## What the exercise asks
Only lines with the string "Java" matter here; gather them from the material below.

## Material supplied
****************

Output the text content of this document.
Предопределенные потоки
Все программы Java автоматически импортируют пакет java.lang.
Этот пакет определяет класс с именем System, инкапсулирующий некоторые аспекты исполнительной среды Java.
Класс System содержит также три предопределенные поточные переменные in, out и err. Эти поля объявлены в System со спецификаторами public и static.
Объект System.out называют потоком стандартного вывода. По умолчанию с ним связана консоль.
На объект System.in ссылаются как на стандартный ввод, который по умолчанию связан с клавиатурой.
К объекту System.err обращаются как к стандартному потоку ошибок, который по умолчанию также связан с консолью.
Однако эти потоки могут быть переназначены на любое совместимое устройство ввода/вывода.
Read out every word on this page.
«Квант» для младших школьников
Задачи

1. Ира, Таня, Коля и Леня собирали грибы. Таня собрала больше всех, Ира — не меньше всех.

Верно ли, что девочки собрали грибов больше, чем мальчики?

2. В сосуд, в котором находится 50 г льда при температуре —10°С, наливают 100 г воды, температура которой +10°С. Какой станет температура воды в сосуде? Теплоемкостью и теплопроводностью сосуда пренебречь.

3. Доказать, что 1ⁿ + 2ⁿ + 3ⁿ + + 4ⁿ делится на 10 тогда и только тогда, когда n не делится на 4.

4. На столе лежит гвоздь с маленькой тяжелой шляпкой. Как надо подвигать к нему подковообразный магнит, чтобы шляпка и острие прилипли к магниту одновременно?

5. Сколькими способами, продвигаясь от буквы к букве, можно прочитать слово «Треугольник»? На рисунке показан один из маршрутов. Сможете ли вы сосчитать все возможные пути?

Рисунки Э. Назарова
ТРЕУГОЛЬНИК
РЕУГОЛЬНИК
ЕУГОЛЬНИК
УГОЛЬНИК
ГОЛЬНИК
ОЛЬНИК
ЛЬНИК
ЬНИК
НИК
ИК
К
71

****************

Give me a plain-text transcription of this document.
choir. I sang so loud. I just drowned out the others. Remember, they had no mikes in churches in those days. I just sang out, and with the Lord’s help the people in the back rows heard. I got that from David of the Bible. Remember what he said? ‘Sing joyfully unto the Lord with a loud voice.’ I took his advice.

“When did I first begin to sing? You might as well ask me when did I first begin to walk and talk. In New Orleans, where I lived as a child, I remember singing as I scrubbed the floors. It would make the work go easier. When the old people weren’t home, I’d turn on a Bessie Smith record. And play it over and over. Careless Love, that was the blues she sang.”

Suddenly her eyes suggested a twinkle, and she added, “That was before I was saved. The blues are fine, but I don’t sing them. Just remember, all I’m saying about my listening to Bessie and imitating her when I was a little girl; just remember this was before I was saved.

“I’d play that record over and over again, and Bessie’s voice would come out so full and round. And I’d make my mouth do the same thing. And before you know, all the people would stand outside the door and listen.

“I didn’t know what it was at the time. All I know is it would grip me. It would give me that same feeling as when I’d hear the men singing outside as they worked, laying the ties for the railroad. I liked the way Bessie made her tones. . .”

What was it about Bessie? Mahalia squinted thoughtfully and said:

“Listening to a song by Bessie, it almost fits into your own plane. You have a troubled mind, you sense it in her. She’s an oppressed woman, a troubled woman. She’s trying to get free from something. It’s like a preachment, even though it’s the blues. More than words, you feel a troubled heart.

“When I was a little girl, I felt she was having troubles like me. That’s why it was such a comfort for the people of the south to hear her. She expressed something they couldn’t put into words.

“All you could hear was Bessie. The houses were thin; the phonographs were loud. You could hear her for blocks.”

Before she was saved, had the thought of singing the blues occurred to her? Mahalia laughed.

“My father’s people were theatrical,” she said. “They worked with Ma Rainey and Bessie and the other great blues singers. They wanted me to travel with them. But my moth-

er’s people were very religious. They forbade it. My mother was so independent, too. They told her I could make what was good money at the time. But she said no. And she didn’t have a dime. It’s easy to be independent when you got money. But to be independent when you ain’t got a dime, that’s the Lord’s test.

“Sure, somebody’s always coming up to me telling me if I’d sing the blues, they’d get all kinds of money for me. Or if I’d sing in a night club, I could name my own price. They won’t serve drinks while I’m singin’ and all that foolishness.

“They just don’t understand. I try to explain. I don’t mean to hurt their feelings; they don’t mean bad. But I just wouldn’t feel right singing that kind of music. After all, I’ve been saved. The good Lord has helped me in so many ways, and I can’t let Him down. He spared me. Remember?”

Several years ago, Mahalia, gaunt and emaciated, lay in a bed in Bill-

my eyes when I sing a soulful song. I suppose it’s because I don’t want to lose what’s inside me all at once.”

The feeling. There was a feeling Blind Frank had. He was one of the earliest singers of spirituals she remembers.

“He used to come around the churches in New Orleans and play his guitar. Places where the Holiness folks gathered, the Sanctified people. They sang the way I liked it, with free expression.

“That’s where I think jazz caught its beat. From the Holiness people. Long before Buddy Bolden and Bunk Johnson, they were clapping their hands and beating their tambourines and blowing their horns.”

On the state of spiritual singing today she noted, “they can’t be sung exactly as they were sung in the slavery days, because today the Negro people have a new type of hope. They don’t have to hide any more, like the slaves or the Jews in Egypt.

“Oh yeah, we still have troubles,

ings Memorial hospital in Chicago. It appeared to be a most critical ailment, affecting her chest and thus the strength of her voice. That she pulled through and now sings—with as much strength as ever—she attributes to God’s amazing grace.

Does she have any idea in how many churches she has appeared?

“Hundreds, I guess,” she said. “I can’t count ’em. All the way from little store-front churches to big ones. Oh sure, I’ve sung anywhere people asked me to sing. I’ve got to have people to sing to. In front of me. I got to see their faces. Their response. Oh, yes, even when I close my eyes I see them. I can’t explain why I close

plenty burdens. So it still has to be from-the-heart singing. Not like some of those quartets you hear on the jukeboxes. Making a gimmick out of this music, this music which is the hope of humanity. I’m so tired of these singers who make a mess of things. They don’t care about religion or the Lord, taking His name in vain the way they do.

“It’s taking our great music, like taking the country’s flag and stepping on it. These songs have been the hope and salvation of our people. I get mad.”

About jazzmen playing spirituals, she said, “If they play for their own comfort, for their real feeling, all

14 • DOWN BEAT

****************

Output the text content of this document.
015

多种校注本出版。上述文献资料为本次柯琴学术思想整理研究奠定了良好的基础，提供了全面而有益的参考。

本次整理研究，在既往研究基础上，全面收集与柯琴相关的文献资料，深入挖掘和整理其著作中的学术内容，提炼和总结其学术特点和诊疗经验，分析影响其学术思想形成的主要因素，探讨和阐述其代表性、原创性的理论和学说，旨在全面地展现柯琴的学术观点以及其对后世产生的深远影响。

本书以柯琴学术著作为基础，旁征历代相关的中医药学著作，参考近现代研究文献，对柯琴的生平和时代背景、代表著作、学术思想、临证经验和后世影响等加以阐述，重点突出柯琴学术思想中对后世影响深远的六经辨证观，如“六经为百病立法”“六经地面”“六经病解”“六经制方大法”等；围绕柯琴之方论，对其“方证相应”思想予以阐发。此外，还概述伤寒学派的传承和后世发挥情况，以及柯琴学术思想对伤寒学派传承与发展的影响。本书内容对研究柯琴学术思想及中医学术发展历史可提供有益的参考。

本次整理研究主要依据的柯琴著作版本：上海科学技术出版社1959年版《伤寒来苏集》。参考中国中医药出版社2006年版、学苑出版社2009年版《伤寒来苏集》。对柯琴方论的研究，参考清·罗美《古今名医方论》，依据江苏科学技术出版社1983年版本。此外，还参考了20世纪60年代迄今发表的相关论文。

****************

## Correct answer
Все программы Java автоматически импортируют пакет java.lang.
Этот пакет определяет класс с именем System, инкапсулирующий некоторые аспекты исполнительной среды Java.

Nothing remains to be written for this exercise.